→ DIRECTIONS
Identify every line in the records below that contains the word "Conference", and copy each of those lines.

→ INFORMATION GIVEN
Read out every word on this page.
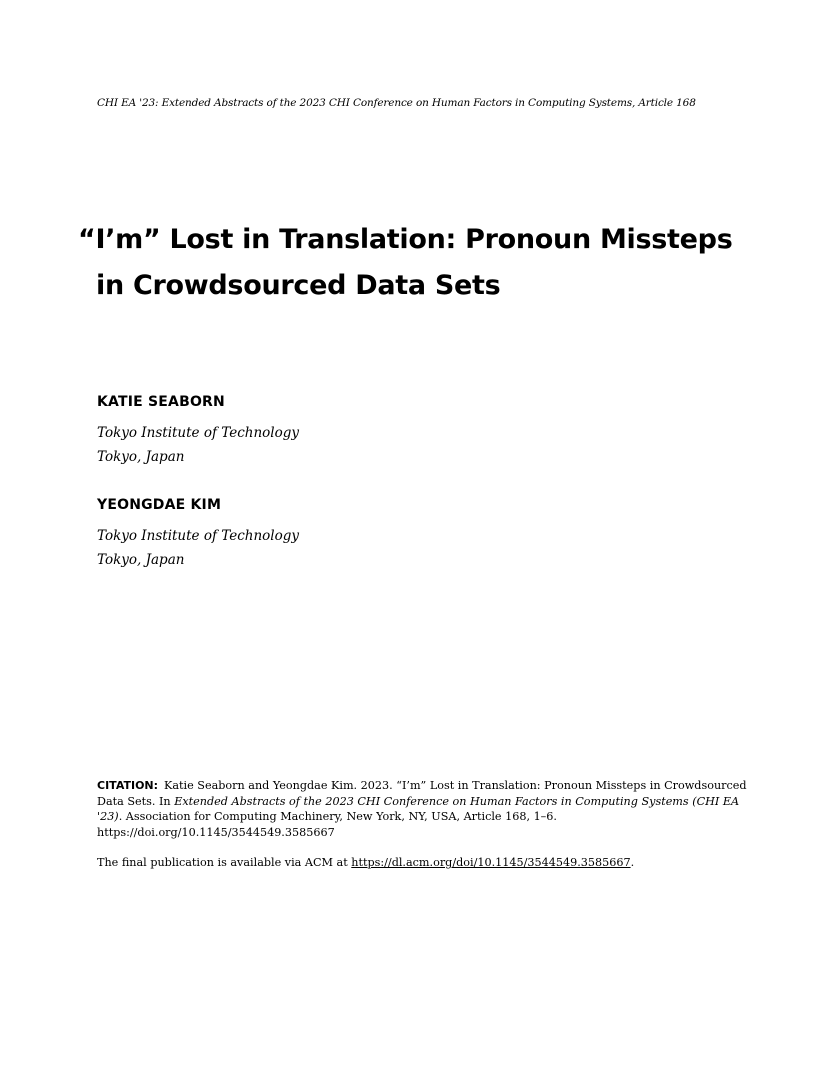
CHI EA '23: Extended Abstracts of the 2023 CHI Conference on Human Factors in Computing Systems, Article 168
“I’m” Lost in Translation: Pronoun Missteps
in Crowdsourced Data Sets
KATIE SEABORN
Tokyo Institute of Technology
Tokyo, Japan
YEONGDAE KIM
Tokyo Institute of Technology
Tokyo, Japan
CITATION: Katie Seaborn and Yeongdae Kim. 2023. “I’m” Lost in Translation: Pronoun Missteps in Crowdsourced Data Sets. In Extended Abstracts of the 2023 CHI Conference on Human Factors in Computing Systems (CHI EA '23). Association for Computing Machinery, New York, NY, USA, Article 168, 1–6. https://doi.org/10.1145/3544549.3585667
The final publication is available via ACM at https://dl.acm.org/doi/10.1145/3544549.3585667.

→ RESPONSE TO THE TASK
CHI EA '23: Extended Abstracts of the 2023 CHI Conference on Human Factors in Computing Systems, Article 168
CITATION: Katie Seaborn and Yeongdae Kim. 2023. “I’m” Lost in Translation: Pronoun Missteps in Crowdsourced Data Sets. In Extended Abstracts of the 2023 CHI Conference on Human Factors in Computing Systems (CHI EA '23). Association for Computing Machinery, New York, NY, USA, Article 168, 1–6. https://doi.org/10.1145/3544549.3585667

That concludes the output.